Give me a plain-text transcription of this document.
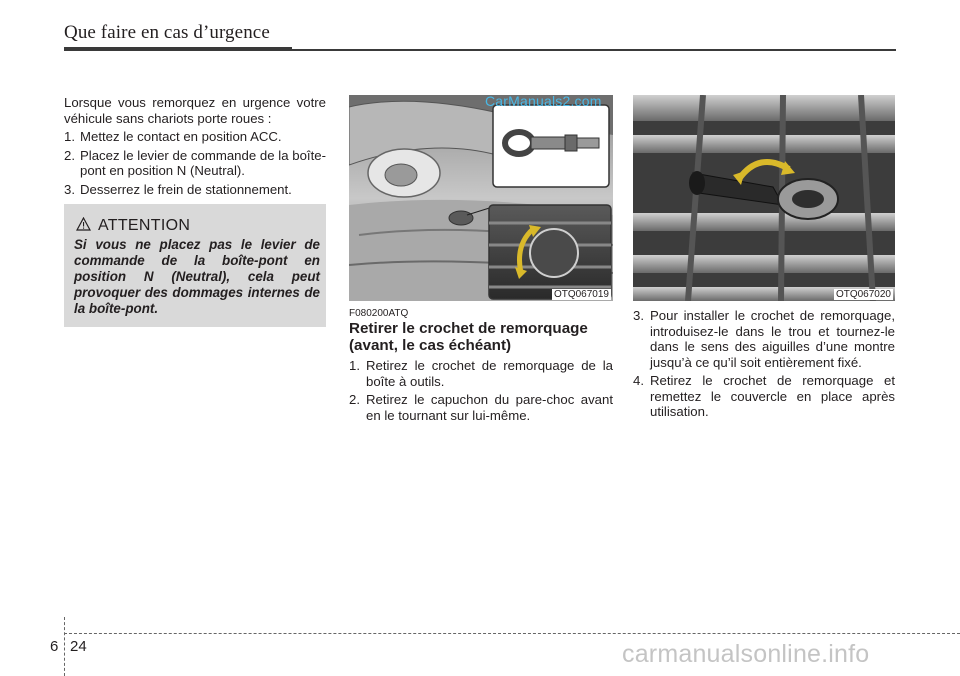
Que faire en cas d’urgence

Lorsque vous remorquez en urgence votre véhicule sans chariots porte roues :

1. Mettez le contact en position ACC.
2. Placez le levier de commande de la boîte-pont en position N (Neutral).
3. Desserrez le frein de stationnement.
ATTENTION
Si vous ne placez pas le levier de commande de la boîte-pont en position N (Neutral), cela peut provoquer des dommages internes de la boîte-pont.
OTQ067019
CarManuals2.com
OTQ067020

F080200ATQ

Retirer le crochet de remorquage (avant, le cas échéant)

1. Retirez le crochet de remorquage de la boîte à outils.
2. Retirez le capuchon du pare-choc avant en le tournant sur lui-même.
3. Pour installer le crochet de remorquage, introduisez-le dans le trou et tournez-le dans le sens des aiguilles d’une montre jusqu’à ce qu’il soit entièrement fixé.
4. Retirez le crochet de remorquage et remettez le couvercle en place après utilisation.
6 24	carmanualsonline.info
++++
**Given exercise:** Would you return the data exactly as written, without the pictures?

**Result for this exercise:**
Give me a plain-text transcription of this document.
Que faire en cas d’urgence

Lorsque vous remorquez en urgence votre véhicule sans chariots porte roues :

1. Mettez le contact en position ACC.
2. Placez le levier de commande de la boîte-pont en position N (Neutral).
3. Desserrez le frein de stationnement.
ATTENTION
Si vous ne placez pas le levier de commande de la boîte-pont en position N (Neutral), cela peut provoquer des dommages internes de la boîte-pont.
OTQ067019
CarManuals2.com
OTQ067020

F080200ATQ

Retirer le crochet de remorquage (avant, le cas échéant)

1. Retirez le crochet de remorquage de la boîte à outils.
2. Retirez le capuchon du pare-choc avant en le tournant sur lui-même.
3. Pour installer le crochet de remorquage, introduisez-le dans le trou et tournez-le dans le sens des aiguilles d’une montre jusqu’à ce qu’il soit entièrement fixé.
4. Retirez le crochet de remorquage et remettez le couvercle en place après utilisation.
6 24	carmanualsonline.info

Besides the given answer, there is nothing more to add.